→ **Work instructions**
Images do not belong in the copy. Retype all the entries below exactly.

-- Start Extracted material --

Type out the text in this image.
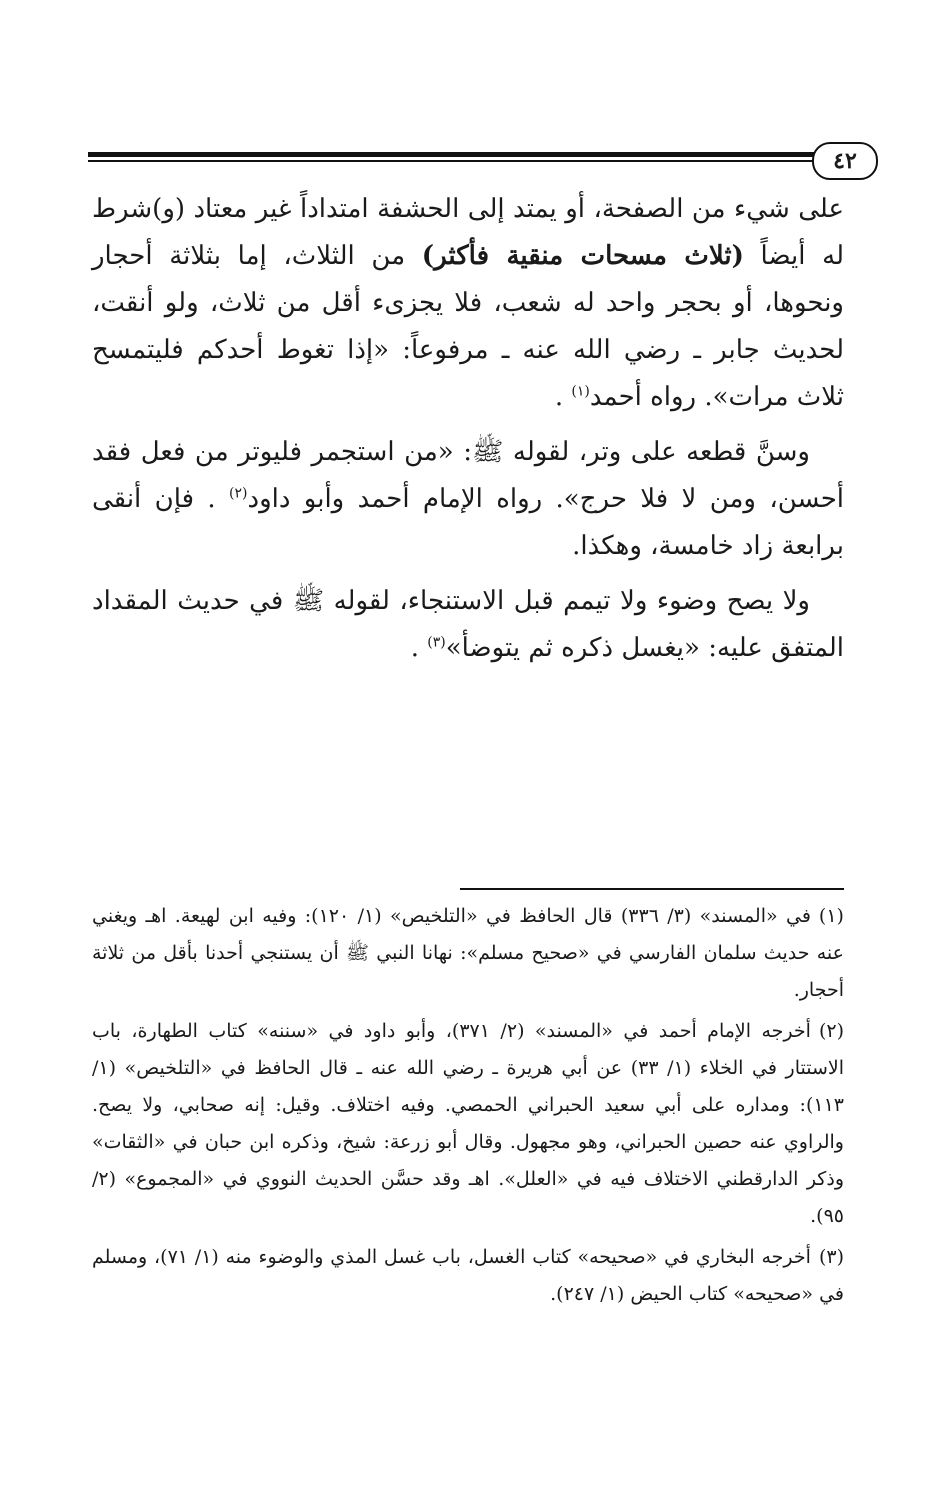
٤٢

على شيء من الصفحة، أو يمتد إلى الحشفة امتداداً غير معتاد (و)شرط له أيضاً (ثلاث مسحات منقية فأكثر) من الثلاث، إما بثلاثة أحجار ونحوها، أو بحجر واحد له شعب، فلا يجزىء أقل من ثلاث، ولو أنقت، لحديث جابر ـ رضي الله عنه ـ مرفوعاً: «إذا تغوط أحدكم فليتمسح ثلاث مرات». رواه أحمد$^{(١)}$ .

وسنَّ قطعه على وتر، لقوله ﷺ: «من استجمر فليوتر من فعل فقد أحسن، ومن لا فلا حرج». رواه الإمام أحمد وأبو داود$^{(٢)}$ . فإن أنقى برابعة زاد خامسة، وهكذا.

ولا يصح وضوء ولا تيمم قبل الاستنجاء، لقوله ﷺ في حديث المقداد المتفق عليه: «يغسل ذكره ثم يتوضأ»$^{(٣)}$ .

(١)في «المسند» (٣/ ٣٣٦) قال الحافظ في «التلخيص» (١/ ١٢٠): وفيه ابن لهيعة. اهـ ويغني عنه حديث سلمان الفارسي في «صحيح مسلم»: نهانا النبي ﷺ أن يستنجي أحدنا بأقل من ثلاثة أحجار.

(٢)أخرجه الإمام أحمد في «المسند» (٢/ ٣٧١)، وأبو داود في «سننه» كتاب الطهارة، باب الاستتار في الخلاء (١/ ٣٣) عن أبي هريرة ـ رضي الله عنه ـ قال الحافظ في «التلخيص» (١/ ١١٣): ومداره على أبي سعيد الحبراني الحمصي. وفيه اختلاف. وقيل: إنه صحابي، ولا يصح. والراوي عنه حصين الحبراني، وهو مجهول. وقال أبو زرعة: شيخ، وذكره ابن حبان في «الثقات» وذكر الدارقطني الاختلاف فيه في «العلل». اهـ وقد حسَّن الحديث النووي في «المجموع» (٢/ ٩٥).

(٣)أخرجه البخاري في «صحيحه» كتاب الغسل، باب غسل المذي والوضوء منه (١/ ٧١)، ومسلم في «صحيحه» كتاب الحيض (١/ ٢٤٧).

-- End Extracted material --

→ **Answer in full**
Type out the text in this image.
٤٢

على شيء من الصفحة، أو يمتد إلى الحشفة امتداداً غير معتاد (و)شرط له أيضاً (ثلاث مسحات منقية فأكثر) من الثلاث، إما بثلاثة أحجار ونحوها، أو بحجر واحد له شعب، فلا يجزىء أقل من ثلاث، ولو أنقت، لحديث جابر ـ رضي الله عنه ـ مرفوعاً: «إذا تغوط أحدكم فليتمسح ثلاث مرات». رواه أحمد$^{(١)}$ .

وسنَّ قطعه على وتر، لقوله ﷺ: «من استجمر فليوتر من فعل فقد أحسن، ومن لا فلا حرج». رواه الإمام أحمد وأبو داود$^{(٢)}$ . فإن أنقى برابعة زاد خامسة، وهكذا.

ولا يصح وضوء ولا تيمم قبل الاستنجاء، لقوله ﷺ في حديث المقداد المتفق عليه: «يغسل ذكره ثم يتوضأ»$^{(٣)}$ .

(١)في «المسند» (٣/ ٣٣٦) قال الحافظ في «التلخيص» (١/ ١٢٠): وفيه ابن لهيعة. اهـ ويغني عنه حديث سلمان الفارسي في «صحيح مسلم»: نهانا النبي ﷺ أن يستنجي أحدنا بأقل من ثلاثة أحجار.

(٢)أخرجه الإمام أحمد في «المسند» (٢/ ٣٧١)، وأبو داود في «سننه» كتاب الطهارة، باب الاستتار في الخلاء (١/ ٣٣) عن أبي هريرة ـ رضي الله عنه ـ قال الحافظ في «التلخيص» (١/ ١١٣): ومداره على أبي سعيد الحبراني الحمصي. وفيه اختلاف. وقيل: إنه صحابي، ولا يصح. والراوي عنه حصين الحبراني، وهو مجهول. وقال أبو زرعة: شيخ، وذكره ابن حبان في «الثقات» وذكر الدارقطني الاختلاف فيه في «العلل». اهـ وقد حسَّن الحديث النووي في «المجموع» (٢/ ٩٥).

(٣)أخرجه البخاري في «صحيحه» كتاب الغسل، باب غسل المذي والوضوء منه (١/ ٧١)، ومسلم في «صحيحه» كتاب الحيض (١/ ٢٤٧).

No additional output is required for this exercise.